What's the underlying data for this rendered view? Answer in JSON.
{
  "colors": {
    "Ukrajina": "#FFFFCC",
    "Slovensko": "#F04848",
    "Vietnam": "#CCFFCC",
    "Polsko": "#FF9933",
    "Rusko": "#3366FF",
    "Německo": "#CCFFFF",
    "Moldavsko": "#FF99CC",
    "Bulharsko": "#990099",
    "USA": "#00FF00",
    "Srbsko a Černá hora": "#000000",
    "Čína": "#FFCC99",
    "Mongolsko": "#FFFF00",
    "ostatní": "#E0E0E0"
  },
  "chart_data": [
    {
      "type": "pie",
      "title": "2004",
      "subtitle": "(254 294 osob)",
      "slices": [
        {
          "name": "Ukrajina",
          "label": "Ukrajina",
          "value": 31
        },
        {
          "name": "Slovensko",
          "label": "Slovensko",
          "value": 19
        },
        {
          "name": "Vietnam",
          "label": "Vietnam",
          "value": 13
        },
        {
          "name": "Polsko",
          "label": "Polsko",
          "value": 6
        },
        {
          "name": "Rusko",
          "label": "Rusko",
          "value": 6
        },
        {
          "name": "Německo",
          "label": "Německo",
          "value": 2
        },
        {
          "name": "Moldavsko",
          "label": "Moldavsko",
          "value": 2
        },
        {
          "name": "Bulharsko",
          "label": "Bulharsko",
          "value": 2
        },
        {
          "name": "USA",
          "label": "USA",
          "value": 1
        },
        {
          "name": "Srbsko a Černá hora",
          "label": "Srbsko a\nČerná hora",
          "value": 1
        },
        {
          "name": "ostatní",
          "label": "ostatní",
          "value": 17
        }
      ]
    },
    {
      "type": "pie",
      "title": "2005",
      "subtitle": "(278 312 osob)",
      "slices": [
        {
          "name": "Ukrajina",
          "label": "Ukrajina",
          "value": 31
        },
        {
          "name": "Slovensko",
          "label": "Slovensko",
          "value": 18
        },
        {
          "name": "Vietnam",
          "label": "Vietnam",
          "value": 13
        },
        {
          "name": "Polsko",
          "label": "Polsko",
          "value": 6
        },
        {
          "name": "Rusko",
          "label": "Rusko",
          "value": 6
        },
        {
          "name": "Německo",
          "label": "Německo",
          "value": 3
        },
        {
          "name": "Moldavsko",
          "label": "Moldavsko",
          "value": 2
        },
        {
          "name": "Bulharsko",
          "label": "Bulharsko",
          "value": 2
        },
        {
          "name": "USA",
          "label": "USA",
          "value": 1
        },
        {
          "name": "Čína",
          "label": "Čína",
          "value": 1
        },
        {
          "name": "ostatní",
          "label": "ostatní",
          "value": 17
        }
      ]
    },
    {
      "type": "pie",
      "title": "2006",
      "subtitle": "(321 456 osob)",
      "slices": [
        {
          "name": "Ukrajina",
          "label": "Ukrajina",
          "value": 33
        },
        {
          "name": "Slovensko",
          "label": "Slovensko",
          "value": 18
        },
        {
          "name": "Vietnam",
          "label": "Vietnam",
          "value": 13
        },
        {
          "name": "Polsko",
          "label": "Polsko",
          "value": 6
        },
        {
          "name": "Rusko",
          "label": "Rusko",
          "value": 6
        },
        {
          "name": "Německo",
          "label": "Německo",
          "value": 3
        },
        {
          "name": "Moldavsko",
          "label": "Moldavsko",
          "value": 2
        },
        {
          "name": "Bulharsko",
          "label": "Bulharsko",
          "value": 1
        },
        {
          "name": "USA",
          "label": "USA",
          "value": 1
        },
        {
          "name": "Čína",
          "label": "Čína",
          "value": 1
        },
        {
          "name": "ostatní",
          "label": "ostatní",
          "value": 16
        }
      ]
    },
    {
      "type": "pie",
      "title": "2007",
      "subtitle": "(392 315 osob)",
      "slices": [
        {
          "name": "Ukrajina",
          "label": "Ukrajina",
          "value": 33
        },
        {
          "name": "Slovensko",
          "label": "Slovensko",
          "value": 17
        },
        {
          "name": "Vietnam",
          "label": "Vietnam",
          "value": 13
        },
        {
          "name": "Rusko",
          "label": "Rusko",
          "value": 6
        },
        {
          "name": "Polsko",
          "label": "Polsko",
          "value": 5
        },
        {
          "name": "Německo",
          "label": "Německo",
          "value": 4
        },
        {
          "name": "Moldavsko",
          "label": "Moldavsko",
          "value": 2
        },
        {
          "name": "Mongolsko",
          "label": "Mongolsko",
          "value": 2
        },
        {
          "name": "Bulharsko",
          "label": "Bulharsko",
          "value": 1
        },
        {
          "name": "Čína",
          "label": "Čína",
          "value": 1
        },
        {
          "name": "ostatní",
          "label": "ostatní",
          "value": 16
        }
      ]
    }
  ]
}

## Exercise prompt
Send back each record exactly as it stands.

## Full solution
What's the underlying data for this rendered view? Answer in JSON.
{
  "colors": {
    "Ukrajina": "#FFFFCC",
    "Slovensko": "#F04848",
    "Vietnam": "#CCFFCC",
    "Polsko": "#FF9933",
    "Rusko": "#3366FF",
    "Německo": "#CCFFFF",
    "Moldavsko": "#FF99CC",
    "Bulharsko": "#990099",
    "USA": "#00FF00",
    "Srbsko a Černá hora": "#000000",
    "Čína": "#FFCC99",
    "Mongolsko": "#FFFF00",
    "ostatní": "#E0E0E0"
  },
  "chart_data": [
    {
      "type": "pie",
      "title": "2004",
      "subtitle": "(254 294 osob)",
      "slices": [
        {
          "name": "Ukrajina",
          "label": "Ukrajina",
          "value": 31
        },
        {
          "name": "Slovensko",
          "label": "Slovensko",
          "value": 19
        },
        {
          "name": "Vietnam",
          "label": "Vietnam",
          "value": 13
        },
        {
          "name": "Polsko",
          "label": "Polsko",
          "value": 6
        },
        {
          "name": "Rusko",
          "label": "Rusko",
          "value": 6
        },
        {
          "name": "Německo",
          "label": "Německo",
          "value": 2
        },
        {
          "name": "Moldavsko",
          "label": "Moldavsko",
          "value": 2
        },
        {
          "name": "Bulharsko",
          "label": "Bulharsko",
          "value": 2
        },
        {
          "name": "USA",
          "label": "USA",
          "value": 1
        },
        {
          "name": "Srbsko a Černá hora",
          "label": "Srbsko a\nČerná hora",
          "value": 1
        },
        {
          "name": "ostatní",
          "label": "ostatní",
          "value": 17
        }
      ]
    },
    {
      "type": "pie",
      "title": "2005",
      "subtitle": "(278 312 osob)",
      "slices": [
        {
          "name": "Ukrajina",
          "label": "Ukrajina",
          "value": 31
        },
        {
          "name": "Slovensko",
          "label": "Slovensko",
          "value": 18
        },
        {
          "name": "Vietnam",
          "label": "Vietnam",
          "value": 13
        },
        {
          "name": "Polsko",
          "label": "Polsko",
          "value": 6
        },
        {
          "name": "Rusko",
          "label": "Rusko",
          "value": 6
        },
        {
          "name": "Německo",
          "label": "Německo",
          "value": 3
        },
        {
          "name": "Moldavsko",
          "label": "Moldavsko",
          "value": 2
        },
        {
          "name": "Bulharsko",
          "label": "Bulharsko",
          "value": 2
        },
        {
          "name": "USA",
          "label": "USA",
          "value": 1
        },
        {
          "name": "Čína",
          "label": "Čína",
          "value": 1
        },
        {
          "name": "ostatní",
          "label": "ostatní",
          "value": 17
        }
      ]
    },
    {
      "type": "pie",
      "title": "2006",
      "subtitle": "(321 456 osob)",
      "slices": [
        {
          "name": "Ukrajina",
          "label": "Ukrajina",
          "value": 33
        },
        {
          "name": "Slovensko",
          "label": "Slovensko",
          "value": 18
        },
        {
          "name": "Vietnam",
          "label": "Vietnam",
          "value": 13
        },
        {
          "name": "Polsko",
          "label": "Polsko",
          "value": 6
        },
        {
          "name": "Rusko",
          "label": "Rusko",
          "value": 6
        },
        {
          "name": "Německo",
          "label": "Německo",
          "value": 3
        },
        {
          "name": "Moldavsko",
          "label": "Moldavsko",
          "value": 2
        },
        {
          "name": "Bulharsko",
          "label": "Bulharsko",
          "value": 1
        },
        {
          "name": "USA",
          "label": "USA",
          "value": 1
        },
        {
          "name": "Čína",
          "label": "Čína",
          "value": 1
        },
        {
          "name": "ostatní",
          "label": "ostatní",
          "value": 16
        }
      ]
    },
    {
      "type": "pie",
      "title": "2007",
      "subtitle": "(392 315 osob)",
      "slices": [
        {
          "name": "Ukrajina",
          "label": "Ukrajina",
          "value": 33
        },
        {
          "name": "Slovensko",
          "label": "Slovensko",
          "value": 17
        },
        {
          "name": "Vietnam",
          "label": "Vietnam",
          "value": 13
        },
        {
          "name": "Rusko",
          "label": "Rusko",
          "value": 6
        },
        {
          "name": "Polsko",
          "label": "Polsko",
          "value": 5
        },
        {
          "name": "Německo",
          "label": "Německo",
          "value": 4
        },
        {
          "name": "Moldavsko",
          "label": "Moldavsko",
          "value": 2
        },
        {
          "name": "Mongolsko",
          "label": "Mongolsko",
          "value": 2
        },
        {
          "name": "Bulharsko",
          "label": "Bulharsko",
          "value": 1
        },
        {
          "name": "Čína",
          "label": "Čína",
          "value": 1
        },
        {
          "name": "ostatní",
          "label": "ostatní",
          "value": 16
        }
      ]
    }
  ]
}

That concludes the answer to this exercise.